(Extracted data entries)
[BEGIN]

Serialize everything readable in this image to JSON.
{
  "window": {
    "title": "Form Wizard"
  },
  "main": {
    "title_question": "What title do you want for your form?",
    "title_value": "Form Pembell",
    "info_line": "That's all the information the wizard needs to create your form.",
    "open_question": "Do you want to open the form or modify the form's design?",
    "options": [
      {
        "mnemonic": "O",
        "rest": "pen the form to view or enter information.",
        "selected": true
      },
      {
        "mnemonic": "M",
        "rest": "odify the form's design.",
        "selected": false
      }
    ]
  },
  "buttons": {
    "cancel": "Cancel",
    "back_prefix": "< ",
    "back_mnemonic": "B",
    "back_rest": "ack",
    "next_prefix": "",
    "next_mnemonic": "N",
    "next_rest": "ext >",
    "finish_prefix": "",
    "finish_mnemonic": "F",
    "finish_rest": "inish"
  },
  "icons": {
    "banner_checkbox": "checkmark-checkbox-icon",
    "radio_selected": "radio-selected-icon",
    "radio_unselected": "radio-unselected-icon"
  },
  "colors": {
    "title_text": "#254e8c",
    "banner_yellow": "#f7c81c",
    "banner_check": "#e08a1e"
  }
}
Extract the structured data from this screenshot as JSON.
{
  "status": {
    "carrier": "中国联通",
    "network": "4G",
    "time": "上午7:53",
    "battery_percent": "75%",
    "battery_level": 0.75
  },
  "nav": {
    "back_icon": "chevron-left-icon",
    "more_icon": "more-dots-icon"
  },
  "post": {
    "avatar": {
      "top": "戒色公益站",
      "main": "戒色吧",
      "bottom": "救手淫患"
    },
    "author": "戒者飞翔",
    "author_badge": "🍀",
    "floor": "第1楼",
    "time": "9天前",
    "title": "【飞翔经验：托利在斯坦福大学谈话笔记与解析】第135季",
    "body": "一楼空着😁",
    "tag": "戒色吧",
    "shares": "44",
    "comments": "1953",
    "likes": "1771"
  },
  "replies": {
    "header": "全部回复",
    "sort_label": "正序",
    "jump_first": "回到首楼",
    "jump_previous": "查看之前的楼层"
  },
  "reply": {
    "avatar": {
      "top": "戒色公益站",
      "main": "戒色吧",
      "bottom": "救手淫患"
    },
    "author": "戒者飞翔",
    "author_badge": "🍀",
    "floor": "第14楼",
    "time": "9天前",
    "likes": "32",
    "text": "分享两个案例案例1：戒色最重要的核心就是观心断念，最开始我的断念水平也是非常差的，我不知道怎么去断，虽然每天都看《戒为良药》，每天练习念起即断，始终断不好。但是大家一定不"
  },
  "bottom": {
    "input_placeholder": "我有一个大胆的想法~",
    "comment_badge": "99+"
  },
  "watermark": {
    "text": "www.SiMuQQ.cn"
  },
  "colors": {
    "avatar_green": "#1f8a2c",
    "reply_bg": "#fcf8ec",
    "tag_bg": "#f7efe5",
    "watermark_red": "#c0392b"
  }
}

[END]

EXERCISE AIM
Go through the listing and print each line exactly as it appears.

RESULT OF THIS EXERCISE
Serialize everything readable in this image to JSON.
{
  "window": {
    "title": "Form Wizard"
  },
  "main": {
    "title_question": "What title do you want for your form?",
    "title_value": "Form Pembell",
    "info_line": "That's all the information the wizard needs to create your form.",
    "open_question": "Do you want to open the form or modify the form's design?",
    "options": [
      {
        "mnemonic": "O",
        "rest": "pen the form to view or enter information.",
        "selected": true
      },
      {
        "mnemonic": "M",
        "rest": "odify the form's design.",
        "selected": false
      }
    ]
  },
  "buttons": {
    "cancel": "Cancel",
    "back_prefix": "< ",
    "back_mnemonic": "B",
    "back_rest": "ack",
    "next_prefix": "",
    "next_mnemonic": "N",
    "next_rest": "ext >",
    "finish_prefix": "",
    "finish_mnemonic": "F",
    "finish_rest": "inish"
  },
  "icons": {
    "banner_checkbox": "checkmark-checkbox-icon",
    "radio_selected": "radio-selected-icon",
    "radio_unselected": "radio-unselected-icon"
  },
  "colors": {
    "title_text": "#254e8c",
    "banner_yellow": "#f7c81c",
    "banner_check": "#e08a1e"
  }
}
Extract the structured data from this screenshot as JSON.
{
  "status": {
    "carrier": "中国联通",
    "network": "4G",
    "time": "上午7:53",
    "battery_percent": "75%",
    "battery_level": 0.75
  },
  "nav": {
    "back_icon": "chevron-left-icon",
    "more_icon": "more-dots-icon"
  },
  "post": {
    "avatar": {
      "top": "戒色公益站",
      "main": "戒色吧",
      "bottom": "救手淫患"
    },
    "author": "戒者飞翔",
    "author_badge": "🍀",
    "floor": "第1楼",
    "time": "9天前",
    "title": "【飞翔经验：托利在斯坦福大学谈话笔记与解析】第135季",
    "body": "一楼空着😁",
    "tag": "戒色吧",
    "shares": "44",
    "comments": "1953",
    "likes": "1771"
  },
  "replies": {
    "header": "全部回复",
    "sort_label": "正序",
    "jump_first": "回到首楼",
    "jump_previous": "查看之前的楼层"
  },
  "reply": {
    "avatar": {
      "top": "戒色公益站",
      "main": "戒色吧",
      "bottom": "救手淫患"
    },
    "author": "戒者飞翔",
    "author_badge": "🍀",
    "floor": "第14楼",
    "time": "9天前",
    "likes": "32",
    "text": "分享两个案例案例1：戒色最重要的核心就是观心断念，最开始我的断念水平也是非常差的，我不知道怎么去断，虽然每天都看《戒为良药》，每天练习念起即断，始终断不好。但是大家一定不"
  },
  "bottom": {
    "input_placeholder": "我有一个大胆的想法~",
    "comment_badge": "99+"
  },
  "watermark": {
    "text": "www.SiMuQQ.cn"
  },
  "colors": {
    "avatar_green": "#1f8a2c",
    "reply_bg": "#fcf8ec",
    "tag_bg": "#f7efe5",
    "watermark_red": "#c0392b"
  }
}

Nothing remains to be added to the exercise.